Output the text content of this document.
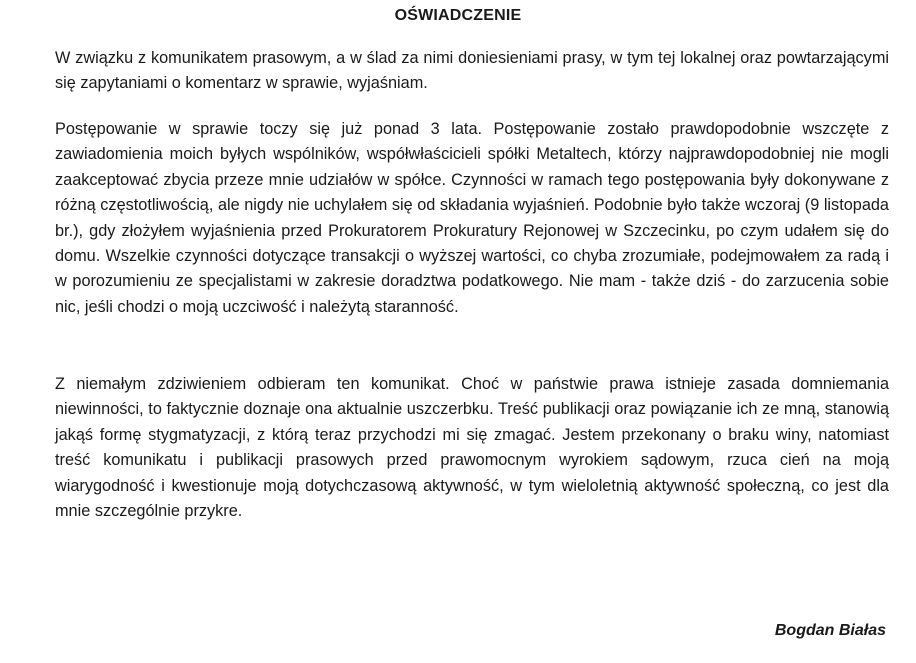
OŚWIADCZENIE

W związku z komunikatem prasowym, a w ślad za nimi doniesieniami prasy, w tym tej lokalnej oraz powtarzającymi się zapytaniami o komentarz w sprawie, wyjaśniam.

Postępowanie w sprawie toczy się już ponad 3 lata. Postępowanie zostało prawdopodobnie wszczęte z zawiadomienia moich byłych wspólników, współwłaścicieli spółki Metaltech, którzy najprawdopodobniej nie mogli zaakceptować zbycia przeze mnie udziałów w spółce. Czynności w ramach tego postępowania były dokonywane z różną częstotliwością, ale nigdy nie uchylałem się od składania wyjaśnień. Podobnie było także wczoraj (9 listopada br.), gdy złożyłem wyjaśnienia przed Prokuratorem Prokuratury Rejonowej w Szczecinku, po czym udałem się do domu. Wszelkie czynności dotyczące transakcji o wyższej wartości, co chyba zrozumiałe, podejmowałem za radą i w porozumieniu ze specjalistami w zakresie doradztwa podatkowego. Nie mam - także dziś - do zarzucenia sobie nic, jeśli chodzi o moją uczciwość i należytą staranność.

Z niemałym zdziwieniem odbieram ten komunikat. Choć w państwie prawa istnieje zasada domniemania niewinności, to faktycznie doznaje ona aktualnie uszczerbku. Treść publikacji oraz powiązanie ich ze mną, stanowią jakąś formę stygmatyzacji, z którą teraz przychodzi mi się zmagać. Jestem przekonany o braku winy, natomiast treść komunikatu i publikacji prasowych przed prawomocnym wyrokiem sądowym, rzuca cień na moją wiarygodność i kwestionuje moją dotychczasową aktywność, w tym wieloletnią aktywność społeczną, co jest dla mnie szczególnie przykre.

Bogdan Białas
----
▸ **The exercise**
The records above are to be quoted exactly, with all pictures left out.

▸ **Response to the task**
Output the text content of this document.
OŚWIADCZENIE

W związku z komunikatem prasowym, a w ślad za nimi doniesieniami prasy, w tym tej lokalnej oraz powtarzającymi się zapytaniami o komentarz w sprawie, wyjaśniam.

Postępowanie w sprawie toczy się już ponad 3 lata. Postępowanie zostało prawdopodobnie wszczęte z zawiadomienia moich byłych wspólników, współwłaścicieli spółki Metaltech, którzy najprawdopodobniej nie mogli zaakceptować zbycia przeze mnie udziałów w spółce. Czynności w ramach tego postępowania były dokonywane z różną częstotliwością, ale nigdy nie uchylałem się od składania wyjaśnień. Podobnie było także wczoraj (9 listopada br.), gdy złożyłem wyjaśnienia przed Prokuratorem Prokuratury Rejonowej w Szczecinku, po czym udałem się do domu. Wszelkie czynności dotyczące transakcji o wyższej wartości, co chyba zrozumiałe, podejmowałem za radą i w porozumieniu ze specjalistami w zakresie doradztwa podatkowego. Nie mam - także dziś - do zarzucenia sobie nic, jeśli chodzi o moją uczciwość i należytą staranność.

Z niemałym zdziwieniem odbieram ten komunikat. Choć w państwie prawa istnieje zasada domniemania niewinności, to faktycznie doznaje ona aktualnie uszczerbku. Treść publikacji oraz powiązanie ich ze mną, stanowią jakąś formę stygmatyzacji, z którą teraz przychodzi mi się zmagać. Jestem przekonany o braku winy, natomiast treść komunikatu i publikacji prasowych przed prawomocnym wyrokiem sądowym, rzuca cień na moją wiarygodność i kwestionuje moją dotychczasową aktywność, w tym wieloletnią aktywność społeczną, co jest dla mnie szczególnie przykre.

Bogdan Białas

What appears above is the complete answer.